Figure content listings
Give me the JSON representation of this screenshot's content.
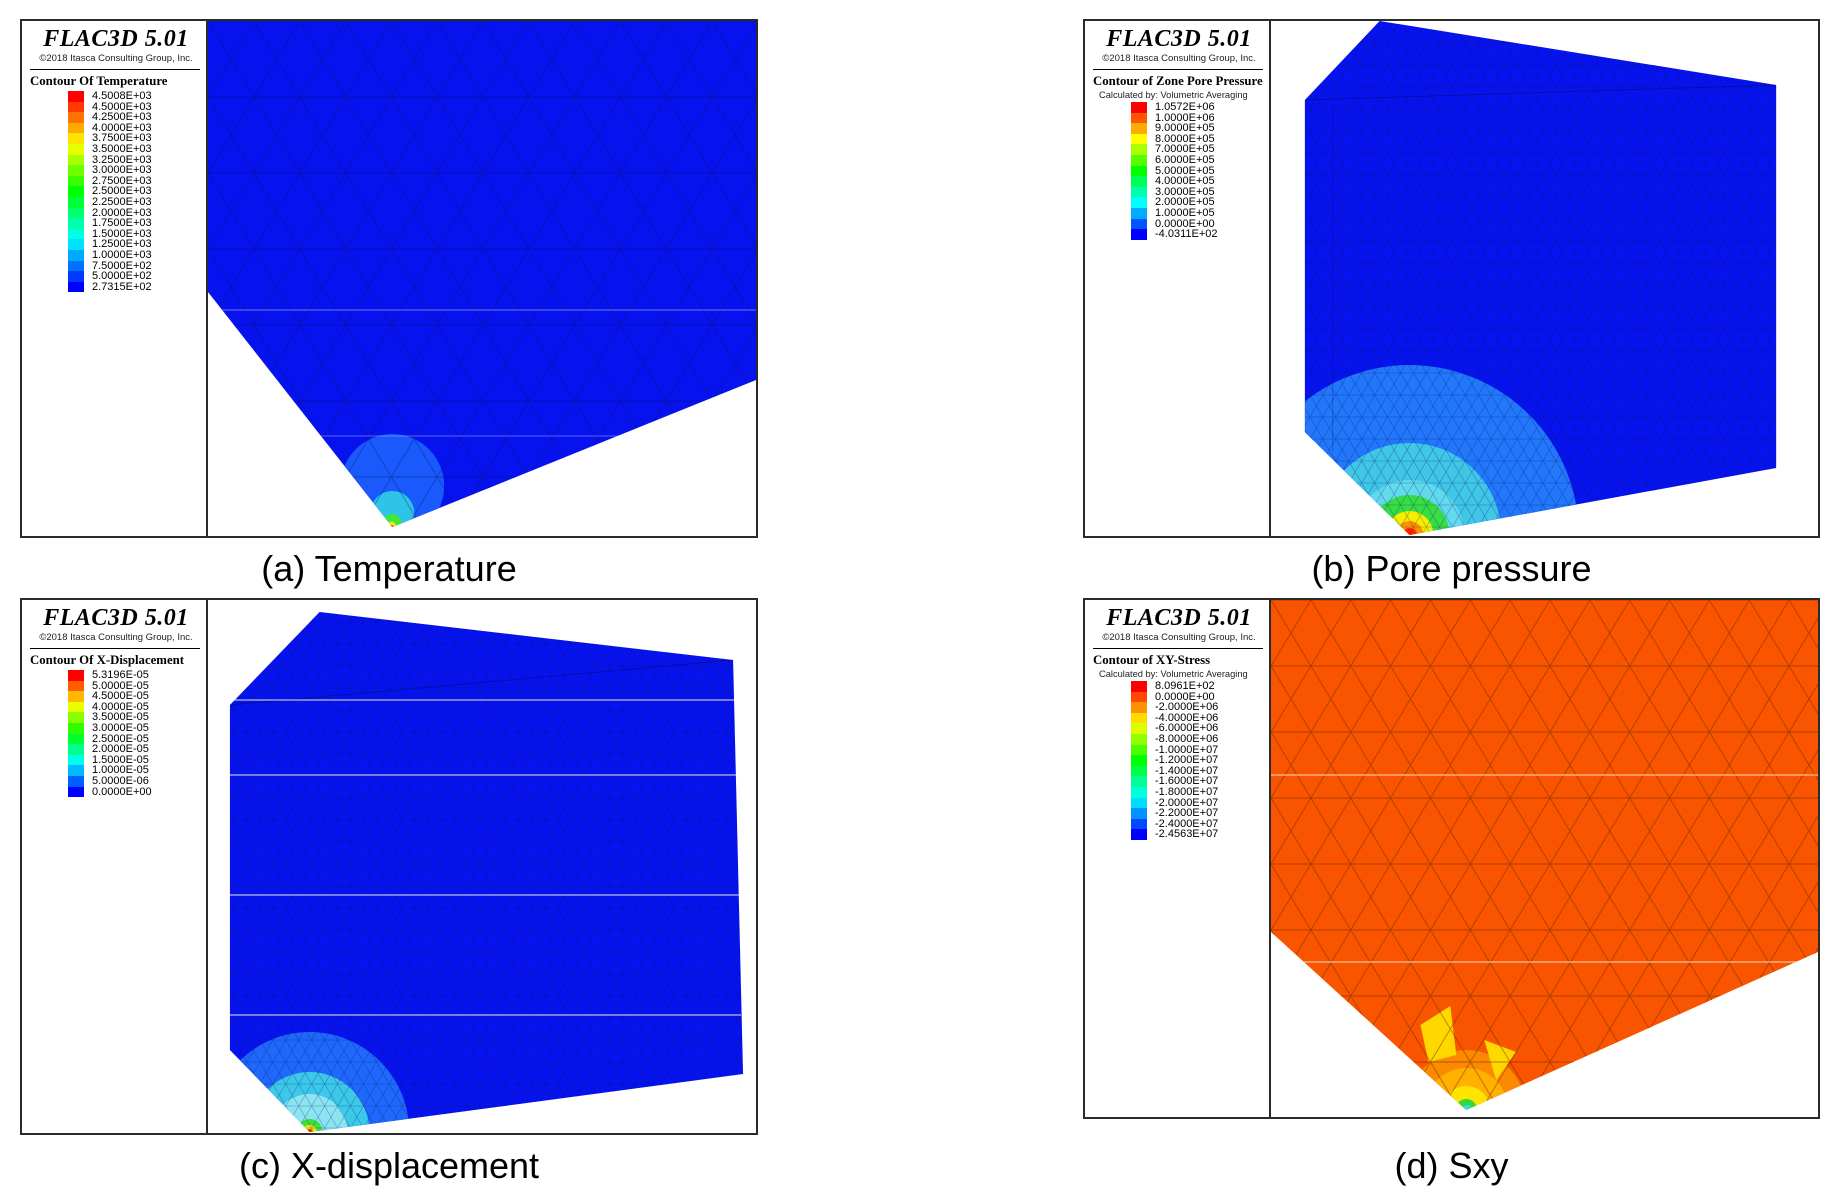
{
  "figure": {
    "colors": {
      "mesh_blue": "#0713ee",
      "mesh_orange": "#f95400"
    },
    "panels": [
      {
        "id": "a",
        "app_title": "FLAC3D 5.01",
        "copyright": "©2018 Itasca Consulting Group, Inc.",
        "legend_title": "Contour Of Temperature",
        "legend_subtitle": "",
        "values": [
          "4.5008E+03",
          "4.5000E+03",
          "4.2500E+03",
          "4.0000E+03",
          "3.7500E+03",
          "3.5000E+03",
          "3.2500E+03",
          "3.0000E+03",
          "2.7500E+03",
          "2.5000E+03",
          "2.2500E+03",
          "2.0000E+03",
          "1.7500E+03",
          "1.5000E+03",
          "1.2500E+03",
          "1.0000E+03",
          "7.5000E+02",
          "5.0000E+02",
          "2.7315E+02"
        ],
        "swatch_colors": [
          "#FF0000",
          "#FF3900",
          "#FF7100",
          "#FFAA00",
          "#FFE300",
          "#E3FF00",
          "#AAFF00",
          "#71FF00",
          "#39FF00",
          "#00FF00",
          "#00FF39",
          "#00FF71",
          "#00FFAA",
          "#00FFE3",
          "#00E3FF",
          "#00AAFF",
          "#0071FF",
          "#0039FF",
          "#0000FF"
        ],
        "caption": "(a) Temperature"
      },
      {
        "id": "b",
        "app_title": "FLAC3D 5.01",
        "copyright": "©2018 Itasca Consulting Group, Inc.",
        "legend_title": "Contour of Zone Pore Pressure",
        "legend_subtitle": "Calculated by: Volumetric Averaging",
        "values": [
          "1.0572E+06",
          "1.0000E+06",
          "9.0000E+05",
          "8.0000E+05",
          "7.0000E+05",
          "6.0000E+05",
          "5.0000E+05",
          "4.0000E+05",
          "3.0000E+05",
          "2.0000E+05",
          "1.0000E+05",
          "0.0000E+00",
          "-4.0311E+02"
        ],
        "swatch_colors": [
          "#FF0000",
          "#FF5500",
          "#FFAA00",
          "#FFFF00",
          "#AAFF00",
          "#55FF00",
          "#00FF00",
          "#00FF55",
          "#00FFAA",
          "#00FFFF",
          "#00AAFF",
          "#0055FF",
          "#0000FF"
        ],
        "caption": "(b) Pore pressure"
      },
      {
        "id": "c",
        "app_title": "FLAC3D 5.01",
        "copyright": "©2018 Itasca Consulting Group, Inc.",
        "legend_title": "Contour Of X-Displacement",
        "legend_subtitle": "",
        "values": [
          "5.3196E-05",
          "5.0000E-05",
          "4.5000E-05",
          "4.0000E-05",
          "3.5000E-05",
          "3.0000E-05",
          "2.5000E-05",
          "2.0000E-05",
          "1.5000E-05",
          "1.0000E-05",
          "5.0000E-06",
          "0.0000E+00"
        ],
        "swatch_colors": [
          "#FF0000",
          "#FF5D00",
          "#FFB900",
          "#E8FF00",
          "#8BFF00",
          "#2EFF00",
          "#00FF2E",
          "#00FF8B",
          "#00FFE8",
          "#00B9FF",
          "#005DFF",
          "#0000FF"
        ],
        "caption": "(c) X-displacement"
      },
      {
        "id": "d",
        "app_title": "FLAC3D 5.01",
        "copyright": "©2018 Itasca Consulting Group, Inc.",
        "legend_title": "Contour of XY-Stress",
        "legend_subtitle": "Calculated by: Volumetric Averaging",
        "values": [
          "8.0961E+02",
          "0.0000E+00",
          "-2.0000E+06",
          "-4.0000E+06",
          "-6.0000E+06",
          "-8.0000E+06",
          "-1.0000E+07",
          "-1.2000E+07",
          "-1.4000E+07",
          "-1.6000E+07",
          "-1.8000E+07",
          "-2.0000E+07",
          "-2.2000E+07",
          "-2.4000E+07",
          "-2.4563E+07"
        ],
        "swatch_colors": [
          "#FF0000",
          "#FF4900",
          "#FF9200",
          "#FFDB00",
          "#DBFF00",
          "#92FF00",
          "#49FF00",
          "#00FF00",
          "#00FF49",
          "#00FF92",
          "#00FFDB",
          "#00DBFF",
          "#0092FF",
          "#0049FF",
          "#0000FF"
        ],
        "caption": "(d) Sxy"
      }
    ]
  },
  "chart_data": [
    {
      "type": "heatmap",
      "title": "Contour Of Temperature",
      "caption": "(a) Temperature",
      "legend_values": [
        4500.8,
        4500,
        4250,
        4000,
        3750,
        3500,
        3250,
        3000,
        2750,
        2500,
        2250,
        2000,
        1750,
        1500,
        1250,
        1000,
        750,
        500,
        273.15
      ],
      "max": 4500.8,
      "min": 273.15,
      "legend_position": "top-left",
      "colormap": "rainbow red-to-blue"
    },
    {
      "type": "heatmap",
      "title": "Contour of Zone Pore Pressure",
      "caption": "(b) Pore pressure",
      "subtitle": "Calculated by: Volumetric Averaging",
      "legend_values": [
        1057200,
        1000000,
        900000,
        800000,
        700000,
        600000,
        500000,
        400000,
        300000,
        200000,
        100000,
        0,
        -403.11
      ],
      "max": 1057200,
      "min": -403.11,
      "legend_position": "top-left",
      "colormap": "rainbow red-to-blue"
    },
    {
      "type": "heatmap",
      "title": "Contour Of X-Displacement",
      "caption": "(c) X-displacement",
      "legend_values": [
        5.3196e-05,
        5e-05,
        4.5e-05,
        4e-05,
        3.5e-05,
        3e-05,
        2.5e-05,
        2e-05,
        1.5e-05,
        1e-05,
        5e-06,
        0
      ],
      "max": 5.3196e-05,
      "min": 0,
      "legend_position": "top-left",
      "colormap": "rainbow red-to-blue"
    },
    {
      "type": "heatmap",
      "title": "Contour of XY-Stress",
      "caption": "(d) Sxy",
      "subtitle": "Calculated by: Volumetric Averaging",
      "legend_values": [
        809.61,
        0,
        -2000000,
        -4000000,
        -6000000,
        -8000000,
        -10000000,
        -12000000,
        -14000000,
        -16000000,
        -18000000,
        -20000000,
        -22000000,
        -24000000,
        -24563000
      ],
      "max": 809.61,
      "min": -24563000,
      "legend_position": "top-left",
      "colormap": "rainbow red-to-blue"
    }
  ]
}
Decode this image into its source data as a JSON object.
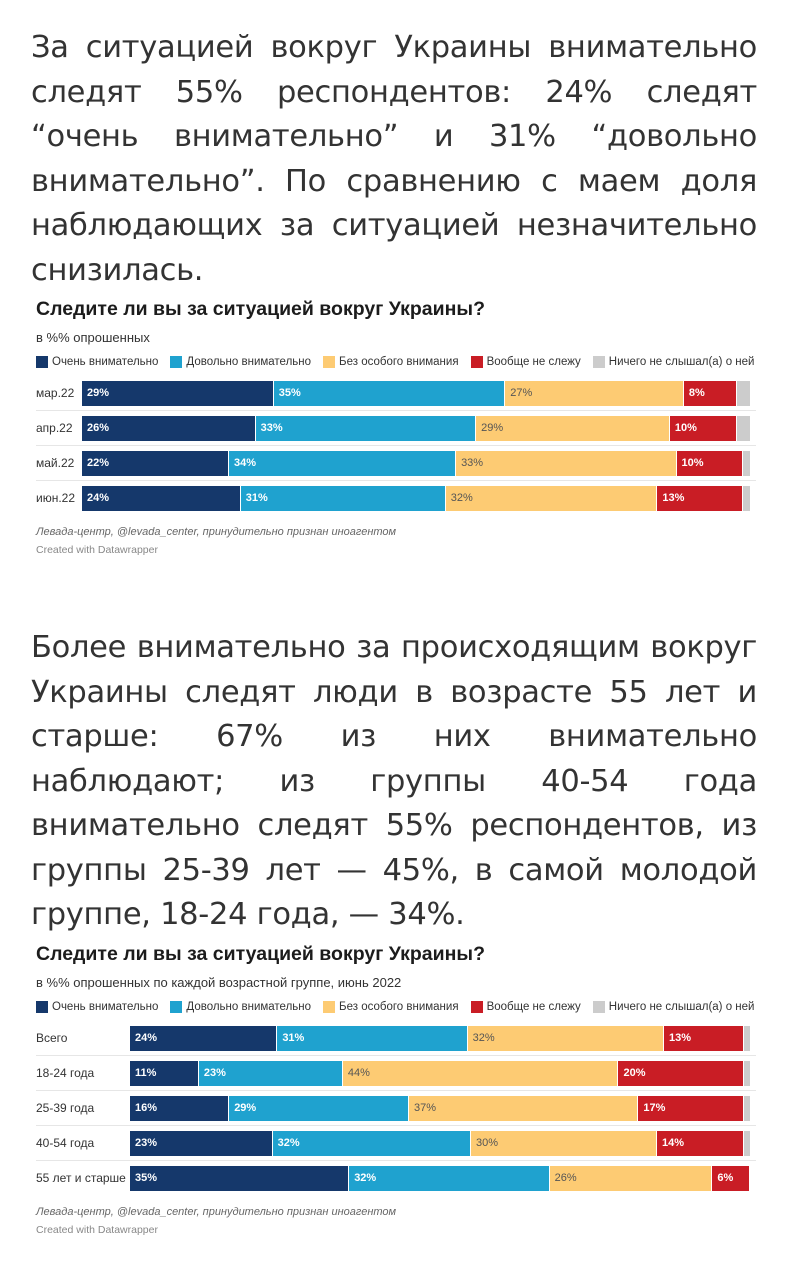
{
  "paragraphs": [
    "За ситуацией вокруг Украины внимательно следят 55% респондентов: 24% следят “очень внимательно” и 31% “довольно внимательно”. По сравнению с маем доля наблюдающих за ситуацией незначительно снизилась.",
    "Более внимательно за происходящим вокруг Украины следят люди в возрасте 55 лет и старше: 67% из них внимательно наблюдают; из группы 40-54 года внимательно следят 55% респондентов, из группы 25-39 лет — 45%, в самой молодой группе, 18-24 года, — 34%."
  ],
  "legend": [
    {
      "label": "Очень внимательно",
      "color": "#15386b"
    },
    {
      "label": "Довольно внимательно",
      "color": "#1fa2cf"
    },
    {
      "label": "Без особого внимания",
      "color": "#fdcb73"
    },
    {
      "label": "Вообще не слежу",
      "color": "#c91d25"
    },
    {
      "label": "Ничего не слышал(а) о ней",
      "color": "#cccccc"
    }
  ],
  "chart_data": [
    {
      "type": "bar",
      "orientation": "horizontal-stacked",
      "title": "Следите ли вы за ситуацией вокруг Украины?",
      "subtitle": "в %% опрошенных",
      "categories": [
        "мар.22",
        "апр.22",
        "май.22",
        "июн.22"
      ],
      "series": [
        {
          "name": "Очень внимательно",
          "values": [
            29,
            26,
            22,
            24
          ]
        },
        {
          "name": "Довольно внимательно",
          "values": [
            35,
            33,
            34,
            31
          ]
        },
        {
          "name": "Без особого внимания",
          "values": [
            27,
            29,
            33,
            32
          ]
        },
        {
          "name": "Вообще не слежу",
          "values": [
            8,
            10,
            10,
            13
          ]
        },
        {
          "name": "Ничего не слышал(а) о ней",
          "values": [
            2,
            2,
            1,
            1
          ]
        }
      ],
      "source": "Левада-центр, @levada_center, принудительно признан иноагентом",
      "credit": "Created with Datawrapper"
    },
    {
      "type": "bar",
      "orientation": "horizontal-stacked",
      "title": "Следите ли вы за ситуацией вокруг Украины?",
      "subtitle": "в %% опрошенных по каждой возрастной группе, июнь 2022",
      "categories": [
        "Всего",
        "18-24 года",
        "25-39 года",
        "40-54 года",
        "55 лет и старше"
      ],
      "series": [
        {
          "name": "Очень внимательно",
          "values": [
            24,
            11,
            16,
            23,
            35
          ]
        },
        {
          "name": "Довольно внимательно",
          "values": [
            31,
            23,
            29,
            32,
            32
          ]
        },
        {
          "name": "Без особого внимания",
          "values": [
            32,
            44,
            37,
            30,
            26
          ]
        },
        {
          "name": "Вообще не слежу",
          "values": [
            13,
            20,
            17,
            14,
            6
          ]
        },
        {
          "name": "Ничего не слышал(а) о ней",
          "values": [
            1,
            1,
            1,
            1,
            0
          ]
        }
      ],
      "source": "Левада-центр, @levada_center, принудительно признан иноагентом",
      "credit": "Created with Datawrapper"
    }
  ]
}
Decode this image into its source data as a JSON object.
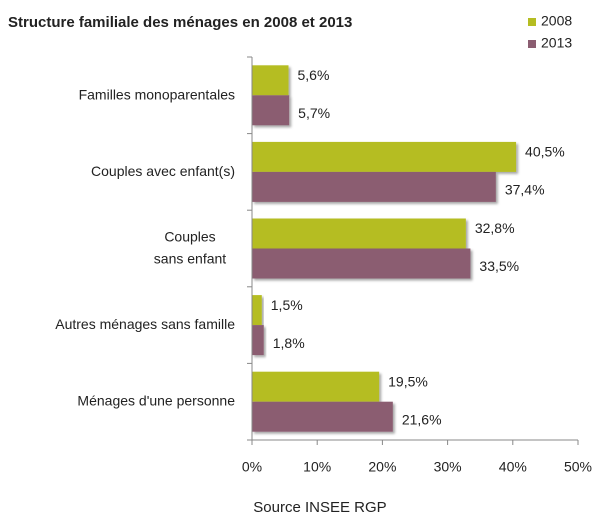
{
  "chart_data": {
    "type": "bar",
    "orientation": "horizontal",
    "title": "Structure familiale des ménages en 2008 et 2013",
    "categories": [
      "Familles monoparentales",
      "Couples avec enfant(s)",
      "Couples\nsans enfant",
      "Autres ménages sans famille",
      "Ménages d'une personne"
    ],
    "series": [
      {
        "name": "2008",
        "color": "#b5bd22",
        "values": [
          5.6,
          40.5,
          32.8,
          1.5,
          19.5
        ],
        "value_labels": [
          "5,6%",
          "40,5%",
          "32,8%",
          "1,5%",
          "19,5%"
        ]
      },
      {
        "name": "2013",
        "color": "#8b5d71",
        "values": [
          5.7,
          37.4,
          33.5,
          1.8,
          21.6
        ],
        "value_labels": [
          "5,7%",
          "37,4%",
          "33,5%",
          "1,8%",
          "21,6%"
        ]
      }
    ],
    "xlim": [
      0,
      50
    ],
    "xticks": [
      {
        "value": 0,
        "label": "0%"
      },
      {
        "value": 10,
        "label": "10%"
      },
      {
        "value": 20,
        "label": "20%"
      },
      {
        "value": 30,
        "label": "30%"
      },
      {
        "value": 40,
        "label": "40%"
      },
      {
        "value": 50,
        "label": "50%"
      }
    ],
    "legend": "top-right",
    "source": "Source INSEE RGP"
  }
}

## REQUEST
Pick out the lines above that hold the string "Couples" and show them.

## SOLUTION TO THE EXERCISE
      "Couples avec enfant(s)",
      "Couples\nsans enfant",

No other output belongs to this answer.